◆ **Short exercise**
Pictures do not belong in the copy; restate the records below word for word.

Dataset entries:
• • • •

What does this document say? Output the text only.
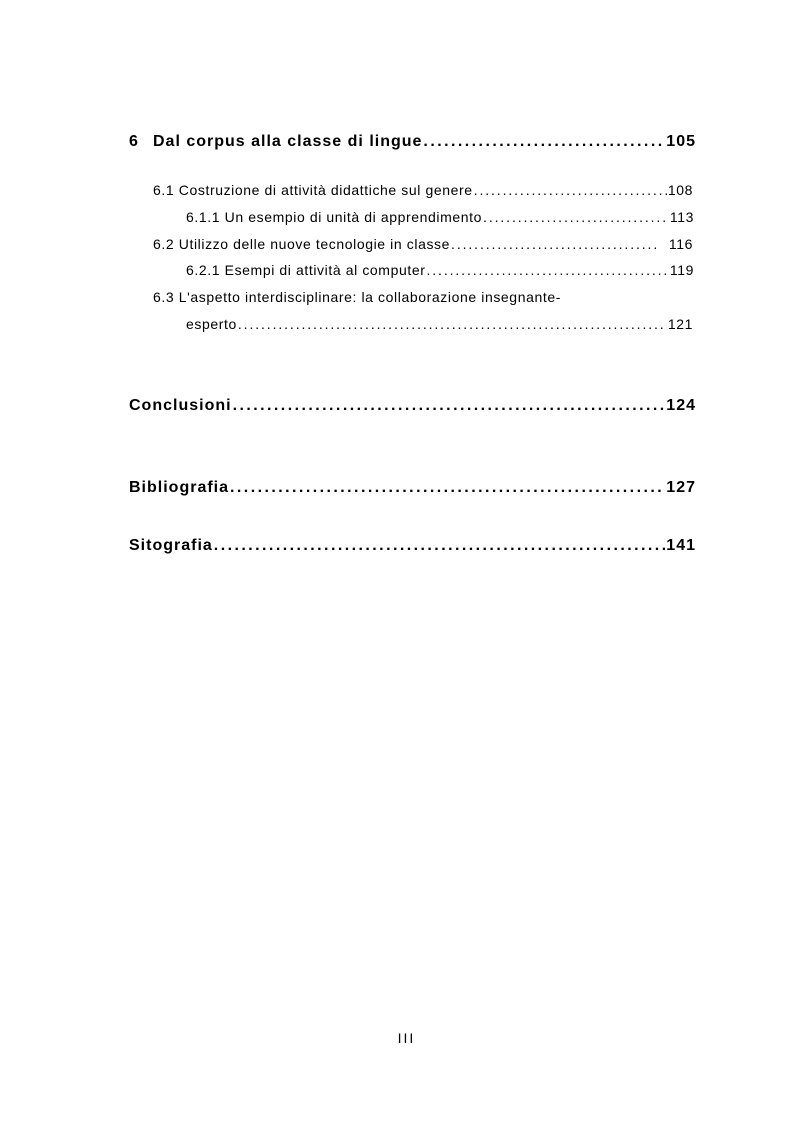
6 Dal corpus alla classe di lingue . . .	105
6.1 Costruzione di attività didattiche sul genere . . .	108
6.1.1 Un esempio di unità di apprendimento . . .	113
6.2 Utilizzo delle nuove tecnologie in classe . . .	116
6.2.1 Esempi di attività al computer . . .	119
6.3 L'aspetto interdisciplinare: la collaborazione insegnante-
esperto . . .	121
Conclusioni . . .	124
Bibliografia . . .	127
Sitografia . . .	141
III
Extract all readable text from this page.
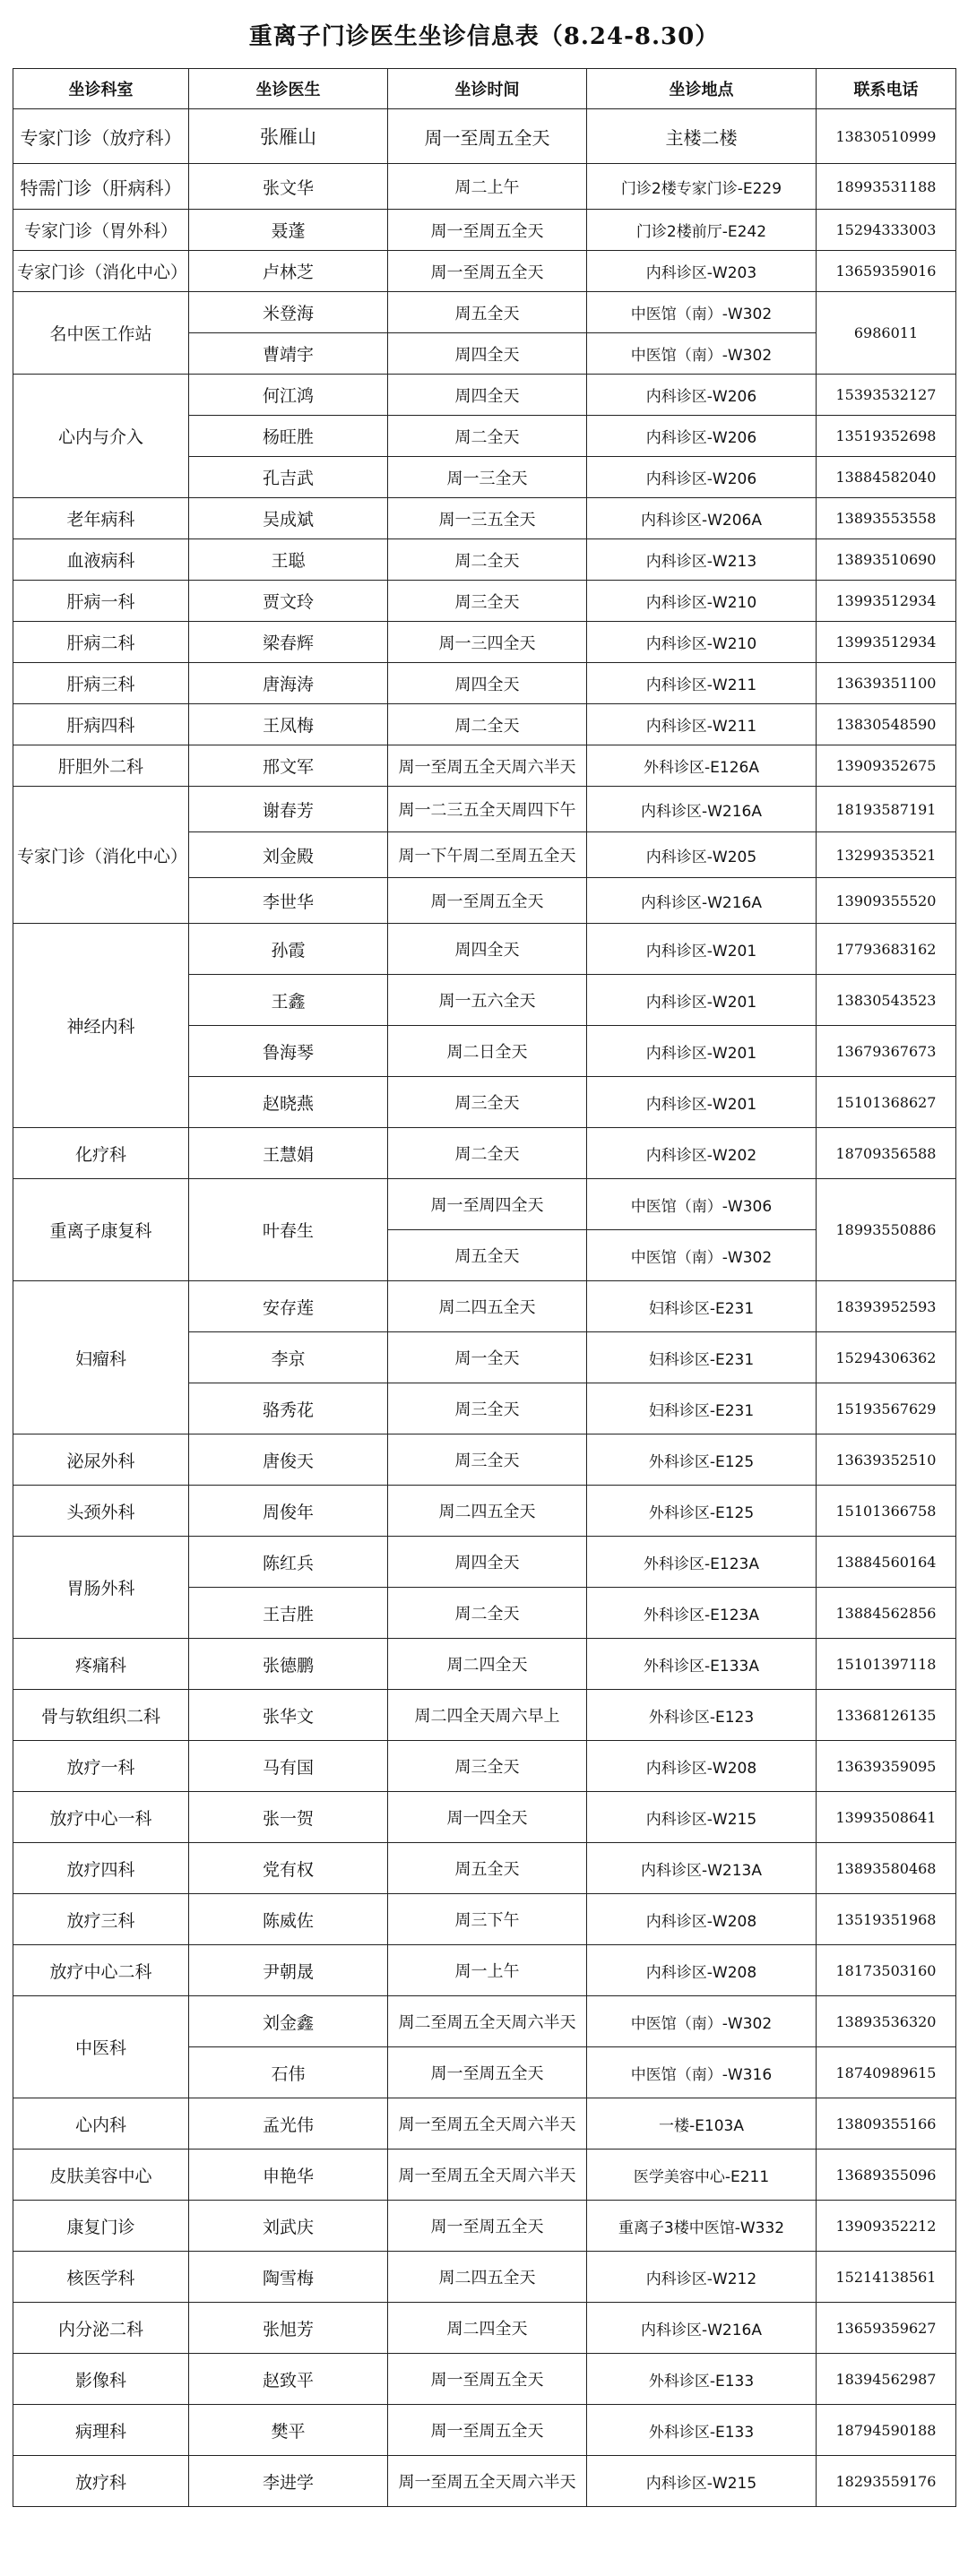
重离子门诊医生坐诊信息表（8.24-8.30）
坐诊科室	坐诊医生	坐诊时间	坐诊地点	联系电话
专家门诊（放疗科）	张雁山	周一至周五全天	主楼二楼	13830510999
特需门诊（肝病科）	张文华	周二上午	门诊2楼专家门诊-E229	18993531188
专家门诊（胃外科）	聂蓬	周一至周五全天	门诊2楼前厅-E242	15294333003
专家门诊（消化中心）	卢林芝	周一至周五全天	内科诊区-W203	13659359016
名中医工作站	米登海	周五全天	中医馆（南）-W302	6986011
	曹靖宇	周四全天	中医馆（南）-W302	
心内与介入	何江鸿	周四全天	内科诊区-W206	15393532127
	杨旺胜	周二全天	内科诊区-W206	13519352698
	孔吉武	周一三全天	内科诊区-W206	13884582040
老年病科	吴成斌	周一三五全天	内科诊区-W206A	13893553558
血液病科	王聪	周二全天	内科诊区-W213	13893510690
肝病一科	贾文玲	周三全天	内科诊区-W210	13993512934
肝病二科	梁春辉	周一三四全天	内科诊区-W210	13993512934
肝病三科	唐海涛	周四全天	内科诊区-W211	13639351100
肝病四科	王凤梅	周二全天	内科诊区-W211	13830548590
肝胆外二科	邢文军	周一至周五全天周六半天	外科诊区-E126A	13909352675
专家门诊（消化中心）	谢春芳	周一二三五全天周四下午	内科诊区-W216A	18193587191
	刘金殿	周一下午周二至周五全天	内科诊区-W205	13299353521
	李世华	周一至周五全天	内科诊区-W216A	13909355520
神经内科	孙霞	周四全天	内科诊区-W201	17793683162
	王鑫	周一五六全天	内科诊区-W201	13830543523
	鲁海琴	周二日全天	内科诊区-W201	13679367673
	赵晓燕	周三全天	内科诊区-W201	15101368627
化疗科	王慧娟	周二全天	内科诊区-W202	18709356588
重离子康复科	叶春生	周一至周四全天	中医馆（南）-W306	18993550886
		周五全天	中医馆（南）-W302	
妇瘤科	安存莲	周二四五全天	妇科诊区-E231	18393952593
	李京	周一全天	妇科诊区-E231	15294306362
	骆秀花	周三全天	妇科诊区-E231	15193567629
泌尿外科	唐俊天	周三全天	外科诊区-E125	13639352510
头颈外科	周俊年	周二四五全天	外科诊区-E125	15101366758
胃肠外科	陈红兵	周四全天	外科诊区-E123A	13884560164
	王吉胜	周二全天	外科诊区-E123A	13884562856
疼痛科	张德鹏	周二四全天	外科诊区-E133A	15101397118
骨与软组织二科	张华文	周二四全天周六早上	外科诊区-E123	13368126135
放疗一科	马有国	周三全天	内科诊区-W208	13639359095
放疗中心一科	张一贺	周一四全天	内科诊区-W215	13993508641
放疗四科	党有权	周五全天	内科诊区-W213A	13893580468
放疗三科	陈威佐	周三下午	内科诊区-W208	13519351968
放疗中心二科	尹朝晟	周一上午	内科诊区-W208	18173503160
中医科	刘金鑫	周二至周五全天周六半天	中医馆（南）-W302	13893536320
	石伟	周一至周五全天	中医馆（南）-W316	18740989615
心内科	孟光伟	周一至周五全天周六半天	一楼-E103A	13809355166
皮肤美容中心	申艳华	周一至周五全天周六半天	医学美容中心-E211	13689355096
康复门诊	刘武庆	周一至周五全天	重离子3楼中医馆-W332	13909352212
核医学科	陶雪梅	周二四五全天	内科诊区-W212	15214138561
内分泌二科	张旭芳	周二四全天	内科诊区-W216A	13659359627
影像科	赵致平	周一至周五全天	外科诊区-E133	18394562987
病理科	樊平	周一至周五全天	外科诊区-E133	18794590188
放疗科	李进学	周一至周五全天周六半天	内科诊区-W215	18293559176
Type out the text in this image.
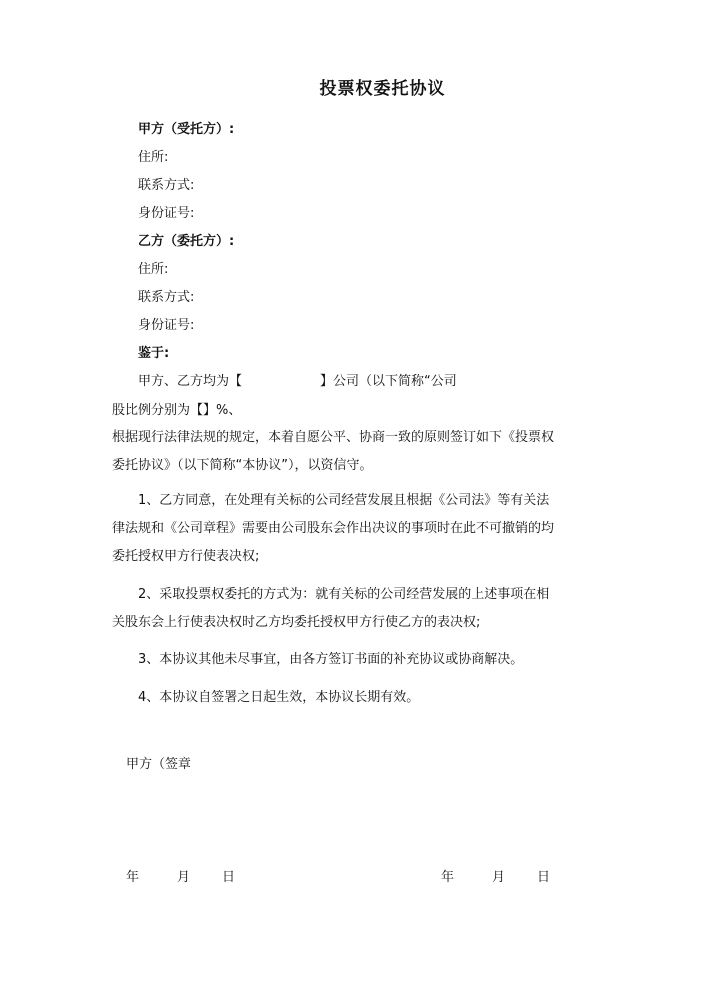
投票权委托协议
甲方（受托方）:
住所:
联系方式:
身份证号:
乙方（委托方）:
住所:
联系方式:
身份证号:
鉴于:
甲方、乙方均为【	】公司（以下简称“公司
股比例分别为【】%、
根据现行法律法规的规定，本着自愿公平、协商一致的原则签订如下《投票权
委托协议》（以下简称“本协议”），以资信守。
1、乙方同意，在处理有关标的公司经营发展且根据《公司法》等有关法
律法规和《公司章程》需要由公司股东会作出决议的事项时在此不可撤销的均
委托授权甲方行使表决权;
2、采取投票权委托的方式为：就有关标的公司经营发展的上述事项在相
关股东会上行使表决权时乙方均委托授权甲方行使乙方的表决权;
3、本协议其他未尽事宜，由各方签订书面的补充协议或协商解决。
4、本协议自签署之日起生效，本协议长期有效。
甲方（签章
年	月 日	年	月 日
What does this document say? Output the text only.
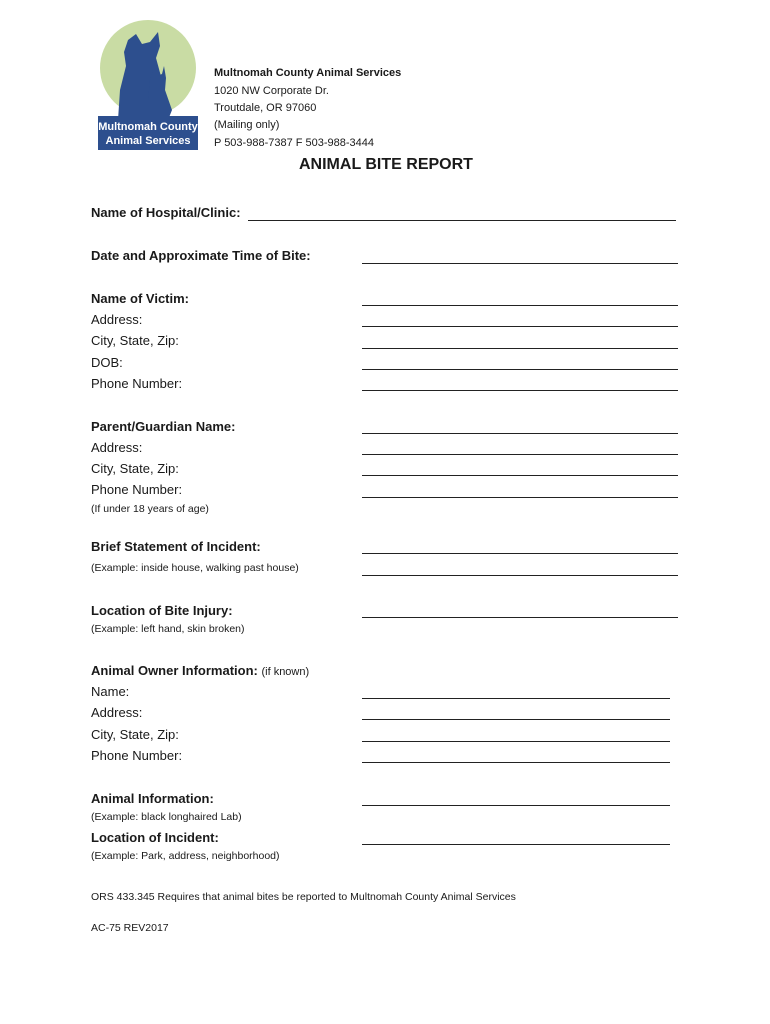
Multnomah County
Animal Services
Multnomah County Animal Services
1020 NW Corporate Dr.
Troutdale, OR 97060
(Mailing only)
P 503-988-7387 F 503-988-3444
ANIMAL BITE REPORT
Name of Hospital/Clinic:
Date and Approximate Time of Bite:
Name of Victim:
Address:
City, State, Zip:
DOB:
Phone Number:
Parent/Guardian Name:
Address:
City, State, Zip:
Phone Number:
(If under 18 years of age)
Brief Statement of Incident:
(Example: inside house, walking past house)
Location of Bite Injury:
(Example: left hand, skin broken)
Animal Owner Information: (if known)
Name:
Address:
City, State, Zip:
Phone Number:
Animal Information:
(Example: black longhaired Lab)
Location of Incident:
(Example: Park, address, neighborhood)
ORS 433.345 Requires that animal bites be reported to Multnomah County Animal Services
AC-75 REV2017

• • • •

◆ **Correct response**
What does this document say? Output the text only.
6 Dal corpus alla classe di lingue . . .	105
6.1 Costruzione di attività didattiche sul genere . . .	108
6.1.1 Un esempio di unità di apprendimento . . .	113
6.2 Utilizzo delle nuove tecnologie in classe . . .	116
6.2.1 Esempi di attività al computer . . .	119
6.3 L'aspetto interdisciplinare: la collaborazione insegnante-
esperto . . .	121
Conclusioni . . .	124
Bibliografia . . .	127
Sitografia . . .	141
III
Extract all readable text from this page.
重离子门诊医生坐诊信息表（8.24-8.30）
坐诊科室	坐诊医生	坐诊时间	坐诊地点	联系电话
专家门诊（放疗科）	张雁山	周一至周五全天	主楼二楼	13830510999
特需门诊（肝病科）	张文华	周二上午	门诊2楼专家门诊-E229	18993531188
专家门诊（胃外科）	聂蓬	周一至周五全天	门诊2楼前厅-E242	15294333003
专家门诊（消化中心）	卢林芝	周一至周五全天	内科诊区-W203	13659359016
名中医工作站	米登海	周五全天	中医馆（南）-W302	6986011
	曹靖宇	周四全天	中医馆（南）-W302	
心内与介入	何江鸿	周四全天	内科诊区-W206	15393532127
	杨旺胜	周二全天	内科诊区-W206	13519352698
	孔吉武	周一三全天	内科诊区-W206	13884582040
老年病科	吴成斌	周一三五全天	内科诊区-W206A	13893553558
血液病科	王聪	周二全天	内科诊区-W213	13893510690
肝病一科	贾文玲	周三全天	内科诊区-W210	13993512934
肝病二科	梁春辉	周一三四全天	内科诊区-W210	13993512934
肝病三科	唐海涛	周四全天	内科诊区-W211	13639351100
肝病四科	王凤梅	周二全天	内科诊区-W211	13830548590
肝胆外二科	邢文军	周一至周五全天周六半天	外科诊区-E126A	13909352675
专家门诊（消化中心）	谢春芳	周一二三五全天周四下午	内科诊区-W216A	18193587191
	刘金殿	周一下午周二至周五全天	内科诊区-W205	13299353521
	李世华	周一至周五全天	内科诊区-W216A	13909355520
神经内科	孙霞	周四全天	内科诊区-W201	17793683162
	王鑫	周一五六全天	内科诊区-W201	13830543523
	鲁海琴	周二日全天	内科诊区-W201	13679367673
	赵晓燕	周三全天	内科诊区-W201	15101368627
化疗科	王慧娟	周二全天	内科诊区-W202	18709356588
重离子康复科	叶春生	周一至周四全天	中医馆（南）-W306	18993550886
		周五全天	中医馆（南）-W302	
妇瘤科	安存莲	周二四五全天	妇科诊区-E231	18393952593
	李京	周一全天	妇科诊区-E231	15294306362
	骆秀花	周三全天	妇科诊区-E231	15193567629
泌尿外科	唐俊天	周三全天	外科诊区-E125	13639352510
头颈外科	周俊年	周二四五全天	外科诊区-E125	15101366758
胃肠外科	陈红兵	周四全天	外科诊区-E123A	13884560164
	王吉胜	周二全天	外科诊区-E123A	13884562856
疼痛科	张德鹏	周二四全天	外科诊区-E133A	15101397118
骨与软组织二科	张华文	周二四全天周六早上	外科诊区-E123	13368126135
放疗一科	马有国	周三全天	内科诊区-W208	13639359095
放疗中心一科	张一贺	周一四全天	内科诊区-W215	13993508641
放疗四科	党有权	周五全天	内科诊区-W213A	13893580468
放疗三科	陈威佐	周三下午	内科诊区-W208	13519351968
放疗中心二科	尹朝晟	周一上午	内科诊区-W208	18173503160
中医科	刘金鑫	周二至周五全天周六半天	中医馆（南）-W302	13893536320
	石伟	周一至周五全天	中医馆（南）-W316	18740989615
心内科	孟光伟	周一至周五全天周六半天	一楼-E103A	13809355166
皮肤美容中心	申艳华	周一至周五全天周六半天	医学美容中心-E211	13689355096
康复门诊	刘武庆	周一至周五全天	重离子3楼中医馆-W332	13909352212
核医学科	陶雪梅	周二四五全天	内科诊区-W212	15214138561
内分泌二科	张旭芳	周二四全天	内科诊区-W216A	13659359627
影像科	赵致平	周一至周五全天	外科诊区-E133	18394562987
病理科	樊平	周一至周五全天	外科诊区-E133	18794590188
放疗科	李进学	周一至周五全天周六半天	内科诊区-W215	18293559176
Type out the text in this image.
投票权委托协议
甲方（受托方）:
住所:
联系方式:
身份证号:
乙方（委托方）:
住所:
联系方式:
身份证号:
鉴于:
甲方、乙方均为【	】公司（以下简称“公司
股比例分别为【】%、
根据现行法律法规的规定，本着自愿公平、协商一致的原则签订如下《投票权
委托协议》（以下简称“本协议”），以资信守。
1、乙方同意，在处理有关标的公司经营发展且根据《公司法》等有关法
律法规和《公司章程》需要由公司股东会作出决议的事项时在此不可撤销的均
委托授权甲方行使表决权;
2、采取投票权委托的方式为：就有关标的公司经营发展的上述事项在相
关股东会上行使表决权时乙方均委托授权甲方行使乙方的表决权;
3、本协议其他未尽事宜，由各方签订书面的补充协议或协商解决。
4、本协议自签署之日起生效，本协议长期有效。
甲方（签章
年	月 日	年	月 日
What does this document say? Output the text only.
Multnomah County
Animal Services
Multnomah County Animal Services
1020 NW Corporate Dr.
Troutdale, OR 97060
(Mailing only)
P 503-988-7387 F 503-988-3444
ANIMAL BITE REPORT
Name of Hospital/Clinic:
Date and Approximate Time of Bite:
Name of Victim:
Address:
City, State, Zip:
DOB:
Phone Number:
Parent/Guardian Name:
Address:
City, State, Zip:
Phone Number:
(If under 18 years of age)
Brief Statement of Incident:
(Example: inside house, walking past house)
Location of Bite Injury:
(Example: left hand, skin broken)
Animal Owner Information: (if known)
Name:
Address:
City, State, Zip:
Phone Number:
Animal Information:
(Example: black longhaired Lab)
Location of Incident:
(Example: Park, address, neighborhood)
ORS 433.345 Requires that animal bites be reported to Multnomah County Animal Services
AC-75 REV2017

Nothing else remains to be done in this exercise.